= Task instructions =
Collect all lines from the records below that include the word "icon".

Records excerpted from a collection:
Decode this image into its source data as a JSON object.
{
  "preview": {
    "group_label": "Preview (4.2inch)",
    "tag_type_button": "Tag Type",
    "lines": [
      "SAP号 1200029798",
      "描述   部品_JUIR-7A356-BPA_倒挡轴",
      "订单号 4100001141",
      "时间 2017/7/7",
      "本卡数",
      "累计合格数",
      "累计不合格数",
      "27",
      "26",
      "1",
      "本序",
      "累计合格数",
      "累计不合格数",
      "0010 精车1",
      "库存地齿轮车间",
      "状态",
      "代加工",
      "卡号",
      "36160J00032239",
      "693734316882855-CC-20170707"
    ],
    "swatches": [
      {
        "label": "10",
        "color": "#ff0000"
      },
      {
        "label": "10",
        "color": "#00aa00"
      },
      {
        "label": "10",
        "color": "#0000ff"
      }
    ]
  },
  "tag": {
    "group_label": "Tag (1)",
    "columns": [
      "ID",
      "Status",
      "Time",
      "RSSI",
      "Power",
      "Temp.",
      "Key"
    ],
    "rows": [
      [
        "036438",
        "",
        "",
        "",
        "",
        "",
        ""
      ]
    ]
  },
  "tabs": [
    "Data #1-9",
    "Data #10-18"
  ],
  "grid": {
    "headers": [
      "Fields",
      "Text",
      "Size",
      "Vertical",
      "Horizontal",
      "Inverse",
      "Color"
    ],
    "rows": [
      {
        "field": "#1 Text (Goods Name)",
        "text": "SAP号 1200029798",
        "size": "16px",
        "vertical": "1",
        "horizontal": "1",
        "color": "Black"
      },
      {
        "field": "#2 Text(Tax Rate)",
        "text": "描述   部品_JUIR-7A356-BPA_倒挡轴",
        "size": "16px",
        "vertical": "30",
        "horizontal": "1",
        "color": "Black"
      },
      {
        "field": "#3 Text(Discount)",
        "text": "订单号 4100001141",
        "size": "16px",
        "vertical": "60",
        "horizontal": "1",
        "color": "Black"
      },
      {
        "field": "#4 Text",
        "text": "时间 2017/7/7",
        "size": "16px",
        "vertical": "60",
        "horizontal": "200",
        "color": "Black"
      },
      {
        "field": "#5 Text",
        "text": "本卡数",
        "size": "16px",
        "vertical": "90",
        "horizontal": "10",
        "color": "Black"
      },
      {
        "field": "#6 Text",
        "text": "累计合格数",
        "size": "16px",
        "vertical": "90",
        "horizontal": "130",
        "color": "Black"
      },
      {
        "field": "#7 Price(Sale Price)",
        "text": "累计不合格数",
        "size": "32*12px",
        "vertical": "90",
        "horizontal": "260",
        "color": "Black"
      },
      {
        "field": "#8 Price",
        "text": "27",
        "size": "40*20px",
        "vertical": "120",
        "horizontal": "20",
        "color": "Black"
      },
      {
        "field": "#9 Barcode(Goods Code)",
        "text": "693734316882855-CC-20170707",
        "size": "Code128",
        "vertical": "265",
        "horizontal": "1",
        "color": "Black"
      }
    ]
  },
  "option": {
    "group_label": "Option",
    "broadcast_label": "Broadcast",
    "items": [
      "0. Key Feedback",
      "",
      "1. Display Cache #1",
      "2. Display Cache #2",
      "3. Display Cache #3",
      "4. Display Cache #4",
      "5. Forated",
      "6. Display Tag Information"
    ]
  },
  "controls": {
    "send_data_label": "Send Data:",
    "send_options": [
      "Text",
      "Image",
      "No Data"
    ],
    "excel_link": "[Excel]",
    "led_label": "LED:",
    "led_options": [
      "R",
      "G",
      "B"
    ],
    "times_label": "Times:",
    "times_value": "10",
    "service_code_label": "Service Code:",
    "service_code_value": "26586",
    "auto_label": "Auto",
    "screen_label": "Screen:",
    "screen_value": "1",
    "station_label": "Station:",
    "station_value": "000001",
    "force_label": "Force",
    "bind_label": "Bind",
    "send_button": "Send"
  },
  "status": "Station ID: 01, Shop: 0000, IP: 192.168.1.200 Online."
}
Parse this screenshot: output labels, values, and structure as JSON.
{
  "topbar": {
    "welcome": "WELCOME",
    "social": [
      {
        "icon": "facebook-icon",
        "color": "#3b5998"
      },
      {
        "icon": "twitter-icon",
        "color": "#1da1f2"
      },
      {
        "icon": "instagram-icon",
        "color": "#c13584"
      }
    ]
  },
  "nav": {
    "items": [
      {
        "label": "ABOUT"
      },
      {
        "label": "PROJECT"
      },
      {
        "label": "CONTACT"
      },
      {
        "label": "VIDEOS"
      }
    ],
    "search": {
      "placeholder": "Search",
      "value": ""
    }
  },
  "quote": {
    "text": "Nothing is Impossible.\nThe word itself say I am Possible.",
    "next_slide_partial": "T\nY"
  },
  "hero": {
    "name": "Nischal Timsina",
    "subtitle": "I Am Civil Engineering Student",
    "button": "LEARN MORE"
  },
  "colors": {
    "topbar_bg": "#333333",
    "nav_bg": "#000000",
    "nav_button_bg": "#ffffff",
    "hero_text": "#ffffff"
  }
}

= Task answer =
        "icon": "facebook-icon",
        "icon": "twitter-icon",
        "icon": "instagram-icon",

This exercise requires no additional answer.